Start INPUT ROWS

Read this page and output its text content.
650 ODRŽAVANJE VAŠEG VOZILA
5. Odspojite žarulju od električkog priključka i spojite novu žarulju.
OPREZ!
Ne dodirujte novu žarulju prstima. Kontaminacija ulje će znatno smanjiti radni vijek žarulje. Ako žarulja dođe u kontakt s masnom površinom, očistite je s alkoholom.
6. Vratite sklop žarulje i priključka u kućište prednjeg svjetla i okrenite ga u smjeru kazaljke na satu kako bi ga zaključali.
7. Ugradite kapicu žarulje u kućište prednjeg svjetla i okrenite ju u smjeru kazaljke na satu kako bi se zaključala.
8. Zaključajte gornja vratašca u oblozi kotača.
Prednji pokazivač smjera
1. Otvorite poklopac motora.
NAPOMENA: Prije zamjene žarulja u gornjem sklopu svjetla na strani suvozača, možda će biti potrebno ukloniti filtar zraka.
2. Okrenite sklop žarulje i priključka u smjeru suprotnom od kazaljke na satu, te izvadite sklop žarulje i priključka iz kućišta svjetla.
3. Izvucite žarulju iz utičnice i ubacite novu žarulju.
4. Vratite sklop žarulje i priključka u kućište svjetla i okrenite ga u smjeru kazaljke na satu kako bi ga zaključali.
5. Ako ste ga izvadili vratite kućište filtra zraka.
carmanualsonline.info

End INPUT ROWS
Start INPUT ROWS

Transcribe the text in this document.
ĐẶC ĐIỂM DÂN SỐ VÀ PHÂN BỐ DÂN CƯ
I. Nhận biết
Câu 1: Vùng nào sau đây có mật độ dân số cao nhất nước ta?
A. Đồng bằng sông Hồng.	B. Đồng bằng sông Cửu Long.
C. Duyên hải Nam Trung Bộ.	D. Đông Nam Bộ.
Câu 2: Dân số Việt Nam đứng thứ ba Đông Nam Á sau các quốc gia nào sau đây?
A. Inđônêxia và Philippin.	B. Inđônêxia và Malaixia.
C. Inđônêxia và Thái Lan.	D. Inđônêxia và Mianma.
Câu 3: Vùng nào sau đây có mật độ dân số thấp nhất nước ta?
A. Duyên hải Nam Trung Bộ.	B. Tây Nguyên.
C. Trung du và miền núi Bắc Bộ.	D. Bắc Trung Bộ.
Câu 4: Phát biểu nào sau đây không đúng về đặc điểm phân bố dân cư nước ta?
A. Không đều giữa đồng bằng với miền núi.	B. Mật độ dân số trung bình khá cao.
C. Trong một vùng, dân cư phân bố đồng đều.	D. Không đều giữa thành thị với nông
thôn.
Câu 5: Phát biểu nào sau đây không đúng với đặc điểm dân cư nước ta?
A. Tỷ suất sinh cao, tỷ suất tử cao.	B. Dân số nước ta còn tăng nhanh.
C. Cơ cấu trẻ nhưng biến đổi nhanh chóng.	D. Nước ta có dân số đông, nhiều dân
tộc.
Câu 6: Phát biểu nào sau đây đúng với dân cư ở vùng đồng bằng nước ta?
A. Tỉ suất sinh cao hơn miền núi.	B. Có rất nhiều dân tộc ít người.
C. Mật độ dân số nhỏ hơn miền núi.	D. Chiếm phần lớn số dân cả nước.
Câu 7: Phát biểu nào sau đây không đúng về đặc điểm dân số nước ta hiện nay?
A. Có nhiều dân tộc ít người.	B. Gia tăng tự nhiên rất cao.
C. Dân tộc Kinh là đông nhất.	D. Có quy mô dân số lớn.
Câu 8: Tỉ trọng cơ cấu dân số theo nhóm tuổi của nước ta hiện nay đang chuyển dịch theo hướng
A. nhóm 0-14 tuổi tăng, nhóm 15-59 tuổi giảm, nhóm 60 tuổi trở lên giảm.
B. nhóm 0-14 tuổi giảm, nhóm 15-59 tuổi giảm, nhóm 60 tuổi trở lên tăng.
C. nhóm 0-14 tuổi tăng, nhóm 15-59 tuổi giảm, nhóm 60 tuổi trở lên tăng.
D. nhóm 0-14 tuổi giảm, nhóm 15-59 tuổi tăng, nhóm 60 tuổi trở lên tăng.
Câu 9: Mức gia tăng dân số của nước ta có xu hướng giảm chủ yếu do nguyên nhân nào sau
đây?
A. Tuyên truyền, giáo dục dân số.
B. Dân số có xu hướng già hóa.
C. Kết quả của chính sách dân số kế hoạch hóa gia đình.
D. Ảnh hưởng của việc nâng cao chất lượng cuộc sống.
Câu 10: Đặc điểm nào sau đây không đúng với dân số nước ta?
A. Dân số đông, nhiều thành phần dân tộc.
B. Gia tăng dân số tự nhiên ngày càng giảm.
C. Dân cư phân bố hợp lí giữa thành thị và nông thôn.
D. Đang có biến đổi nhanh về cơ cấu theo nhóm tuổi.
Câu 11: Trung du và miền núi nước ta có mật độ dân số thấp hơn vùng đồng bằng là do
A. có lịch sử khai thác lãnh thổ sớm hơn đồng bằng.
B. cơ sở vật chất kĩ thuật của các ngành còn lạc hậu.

End INPUT ROWS

▶ [INSTRUCTIONS TO FOLLOW]:
Copy each line of the listing that includes "žarulja".

▶ [COMPLETE RESPONSE]:
Ne dodirujte novu žarulju prstima. Kontaminacija ulje će znatno smanjiti radni vijek žarulje. Ako žarulja dođe u kontakt s masnom površinom, očistite je s alkoholom.
NAPOMENA: Prije zamjene žarulja u gornjem sklopu svjetla na strani suvozača, možda će biti potrebno ukloniti filtar zraka.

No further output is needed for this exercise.